Start Record extracts
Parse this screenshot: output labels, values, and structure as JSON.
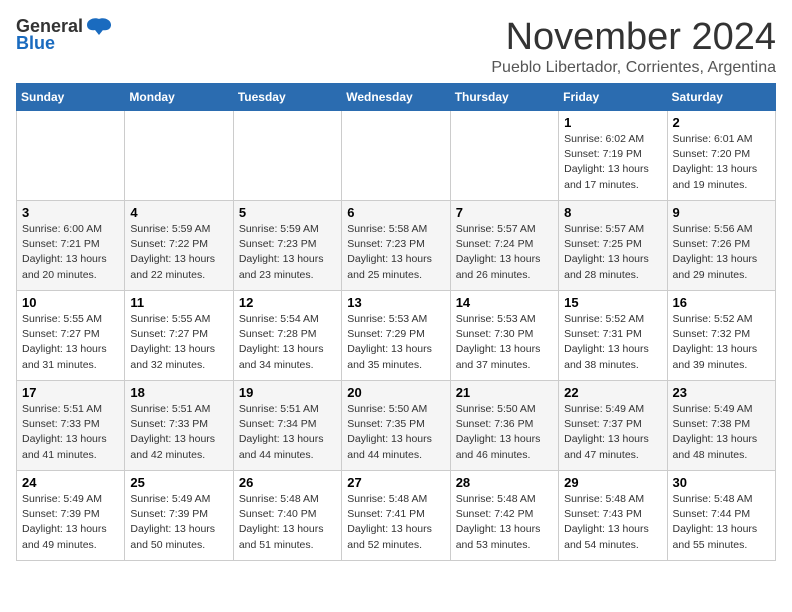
{
  "logo": {
    "general": "General",
    "blue": "Blue"
  },
  "title": "November 2024",
  "subtitle": "Pueblo Libertador, Corrientes, Argentina",
  "headers": [
    "Sunday",
    "Monday",
    "Tuesday",
    "Wednesday",
    "Thursday",
    "Friday",
    "Saturday"
  ],
  "weeks": [
    [
      {
        "day": "",
        "info": ""
      },
      {
        "day": "",
        "info": ""
      },
      {
        "day": "",
        "info": ""
      },
      {
        "day": "",
        "info": ""
      },
      {
        "day": "",
        "info": ""
      },
      {
        "day": "1",
        "info": "Sunrise: 6:02 AM\nSunset: 7:19 PM\nDaylight: 13 hours\nand 17 minutes."
      },
      {
        "day": "2",
        "info": "Sunrise: 6:01 AM\nSunset: 7:20 PM\nDaylight: 13 hours\nand 19 minutes."
      }
    ],
    [
      {
        "day": "3",
        "info": "Sunrise: 6:00 AM\nSunset: 7:21 PM\nDaylight: 13 hours\nand 20 minutes."
      },
      {
        "day": "4",
        "info": "Sunrise: 5:59 AM\nSunset: 7:22 PM\nDaylight: 13 hours\nand 22 minutes."
      },
      {
        "day": "5",
        "info": "Sunrise: 5:59 AM\nSunset: 7:23 PM\nDaylight: 13 hours\nand 23 minutes."
      },
      {
        "day": "6",
        "info": "Sunrise: 5:58 AM\nSunset: 7:23 PM\nDaylight: 13 hours\nand 25 minutes."
      },
      {
        "day": "7",
        "info": "Sunrise: 5:57 AM\nSunset: 7:24 PM\nDaylight: 13 hours\nand 26 minutes."
      },
      {
        "day": "8",
        "info": "Sunrise: 5:57 AM\nSunset: 7:25 PM\nDaylight: 13 hours\nand 28 minutes."
      },
      {
        "day": "9",
        "info": "Sunrise: 5:56 AM\nSunset: 7:26 PM\nDaylight: 13 hours\nand 29 minutes."
      }
    ],
    [
      {
        "day": "10",
        "info": "Sunrise: 5:55 AM\nSunset: 7:27 PM\nDaylight: 13 hours\nand 31 minutes."
      },
      {
        "day": "11",
        "info": "Sunrise: 5:55 AM\nSunset: 7:27 PM\nDaylight: 13 hours\nand 32 minutes."
      },
      {
        "day": "12",
        "info": "Sunrise: 5:54 AM\nSunset: 7:28 PM\nDaylight: 13 hours\nand 34 minutes."
      },
      {
        "day": "13",
        "info": "Sunrise: 5:53 AM\nSunset: 7:29 PM\nDaylight: 13 hours\nand 35 minutes."
      },
      {
        "day": "14",
        "info": "Sunrise: 5:53 AM\nSunset: 7:30 PM\nDaylight: 13 hours\nand 37 minutes."
      },
      {
        "day": "15",
        "info": "Sunrise: 5:52 AM\nSunset: 7:31 PM\nDaylight: 13 hours\nand 38 minutes."
      },
      {
        "day": "16",
        "info": "Sunrise: 5:52 AM\nSunset: 7:32 PM\nDaylight: 13 hours\nand 39 minutes."
      }
    ],
    [
      {
        "day": "17",
        "info": "Sunrise: 5:51 AM\nSunset: 7:33 PM\nDaylight: 13 hours\nand 41 minutes."
      },
      {
        "day": "18",
        "info": "Sunrise: 5:51 AM\nSunset: 7:33 PM\nDaylight: 13 hours\nand 42 minutes."
      },
      {
        "day": "19",
        "info": "Sunrise: 5:51 AM\nSunset: 7:34 PM\nDaylight: 13 hours\nand 44 minutes."
      },
      {
        "day": "20",
        "info": "Sunrise: 5:50 AM\nSunset: 7:35 PM\nDaylight: 13 hours\nand 44 minutes."
      },
      {
        "day": "21",
        "info": "Sunrise: 5:50 AM\nSunset: 7:36 PM\nDaylight: 13 hours\nand 46 minutes."
      },
      {
        "day": "22",
        "info": "Sunrise: 5:49 AM\nSunset: 7:37 PM\nDaylight: 13 hours\nand 47 minutes."
      },
      {
        "day": "23",
        "info": "Sunrise: 5:49 AM\nSunset: 7:38 PM\nDaylight: 13 hours\nand 48 minutes."
      }
    ],
    [
      {
        "day": "24",
        "info": "Sunrise: 5:49 AM\nSunset: 7:39 PM\nDaylight: 13 hours\nand 49 minutes."
      },
      {
        "day": "25",
        "info": "Sunrise: 5:49 AM\nSunset: 7:39 PM\nDaylight: 13 hours\nand 50 minutes."
      },
      {
        "day": "26",
        "info": "Sunrise: 5:48 AM\nSunset: 7:40 PM\nDaylight: 13 hours\nand 51 minutes."
      },
      {
        "day": "27",
        "info": "Sunrise: 5:48 AM\nSunset: 7:41 PM\nDaylight: 13 hours\nand 52 minutes."
      },
      {
        "day": "28",
        "info": "Sunrise: 5:48 AM\nSunset: 7:42 PM\nDaylight: 13 hours\nand 53 minutes."
      },
      {
        "day": "29",
        "info": "Sunrise: 5:48 AM\nSunset: 7:43 PM\nDaylight: 13 hours\nand 54 minutes."
      },
      {
        "day": "30",
        "info": "Sunrise: 5:48 AM\nSunset: 7:44 PM\nDaylight: 13 hours\nand 55 minutes."
      }
    ]
  ]
}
End Record extracts
The pictures should not be reproduced; quote all of the other material exactly.

Expected output>
Parse this screenshot: output labels, values, and structure as JSON.
{
  "logo": {
    "general": "General",
    "blue": "Blue"
  },
  "title": "November 2024",
  "subtitle": "Pueblo Libertador, Corrientes, Argentina",
  "headers": [
    "Sunday",
    "Monday",
    "Tuesday",
    "Wednesday",
    "Thursday",
    "Friday",
    "Saturday"
  ],
  "weeks": [
    [
      {
        "day": "",
        "info": ""
      },
      {
        "day": "",
        "info": ""
      },
      {
        "day": "",
        "info": ""
      },
      {
        "day": "",
        "info": ""
      },
      {
        "day": "",
        "info": ""
      },
      {
        "day": "1",
        "info": "Sunrise: 6:02 AM\nSunset: 7:19 PM\nDaylight: 13 hours\nand 17 minutes."
      },
      {
        "day": "2",
        "info": "Sunrise: 6:01 AM\nSunset: 7:20 PM\nDaylight: 13 hours\nand 19 minutes."
      }
    ],
    [
      {
        "day": "3",
        "info": "Sunrise: 6:00 AM\nSunset: 7:21 PM\nDaylight: 13 hours\nand 20 minutes."
      },
      {
        "day": "4",
        "info": "Sunrise: 5:59 AM\nSunset: 7:22 PM\nDaylight: 13 hours\nand 22 minutes."
      },
      {
        "day": "5",
        "info": "Sunrise: 5:59 AM\nSunset: 7:23 PM\nDaylight: 13 hours\nand 23 minutes."
      },
      {
        "day": "6",
        "info": "Sunrise: 5:58 AM\nSunset: 7:23 PM\nDaylight: 13 hours\nand 25 minutes."
      },
      {
        "day": "7",
        "info": "Sunrise: 5:57 AM\nSunset: 7:24 PM\nDaylight: 13 hours\nand 26 minutes."
      },
      {
        "day": "8",
        "info": "Sunrise: 5:57 AM\nSunset: 7:25 PM\nDaylight: 13 hours\nand 28 minutes."
      },
      {
        "day": "9",
        "info": "Sunrise: 5:56 AM\nSunset: 7:26 PM\nDaylight: 13 hours\nand 29 minutes."
      }
    ],
    [
      {
        "day": "10",
        "info": "Sunrise: 5:55 AM\nSunset: 7:27 PM\nDaylight: 13 hours\nand 31 minutes."
      },
      {
        "day": "11",
        "info": "Sunrise: 5:55 AM\nSunset: 7:27 PM\nDaylight: 13 hours\nand 32 minutes."
      },
      {
        "day": "12",
        "info": "Sunrise: 5:54 AM\nSunset: 7:28 PM\nDaylight: 13 hours\nand 34 minutes."
      },
      {
        "day": "13",
        "info": "Sunrise: 5:53 AM\nSunset: 7:29 PM\nDaylight: 13 hours\nand 35 minutes."
      },
      {
        "day": "14",
        "info": "Sunrise: 5:53 AM\nSunset: 7:30 PM\nDaylight: 13 hours\nand 37 minutes."
      },
      {
        "day": "15",
        "info": "Sunrise: 5:52 AM\nSunset: 7:31 PM\nDaylight: 13 hours\nand 38 minutes."
      },
      {
        "day": "16",
        "info": "Sunrise: 5:52 AM\nSunset: 7:32 PM\nDaylight: 13 hours\nand 39 minutes."
      }
    ],
    [
      {
        "day": "17",
        "info": "Sunrise: 5:51 AM\nSunset: 7:33 PM\nDaylight: 13 hours\nand 41 minutes."
      },
      {
        "day": "18",
        "info": "Sunrise: 5:51 AM\nSunset: 7:33 PM\nDaylight: 13 hours\nand 42 minutes."
      },
      {
        "day": "19",
        "info": "Sunrise: 5:51 AM\nSunset: 7:34 PM\nDaylight: 13 hours\nand 44 minutes."
      },
      {
        "day": "20",
        "info": "Sunrise: 5:50 AM\nSunset: 7:35 PM\nDaylight: 13 hours\nand 44 minutes."
      },
      {
        "day": "21",
        "info": "Sunrise: 5:50 AM\nSunset: 7:36 PM\nDaylight: 13 hours\nand 46 minutes."
      },
      {
        "day": "22",
        "info": "Sunrise: 5:49 AM\nSunset: 7:37 PM\nDaylight: 13 hours\nand 47 minutes."
      },
      {
        "day": "23",
        "info": "Sunrise: 5:49 AM\nSunset: 7:38 PM\nDaylight: 13 hours\nand 48 minutes."
      }
    ],
    [
      {
        "day": "24",
        "info": "Sunrise: 5:49 AM\nSunset: 7:39 PM\nDaylight: 13 hours\nand 49 minutes."
      },
      {
        "day": "25",
        "info": "Sunrise: 5:49 AM\nSunset: 7:39 PM\nDaylight: 13 hours\nand 50 minutes."
      },
      {
        "day": "26",
        "info": "Sunrise: 5:48 AM\nSunset: 7:40 PM\nDaylight: 13 hours\nand 51 minutes."
      },
      {
        "day": "27",
        "info": "Sunrise: 5:48 AM\nSunset: 7:41 PM\nDaylight: 13 hours\nand 52 minutes."
      },
      {
        "day": "28",
        "info": "Sunrise: 5:48 AM\nSunset: 7:42 PM\nDaylight: 13 hours\nand 53 minutes."
      },
      {
        "day": "29",
        "info": "Sunrise: 5:48 AM\nSunset: 7:43 PM\nDaylight: 13 hours\nand 54 minutes."
      },
      {
        "day": "30",
        "info": "Sunrise: 5:48 AM\nSunset: 7:44 PM\nDaylight: 13 hours\nand 55 minutes."
      }
    ]
  ]
}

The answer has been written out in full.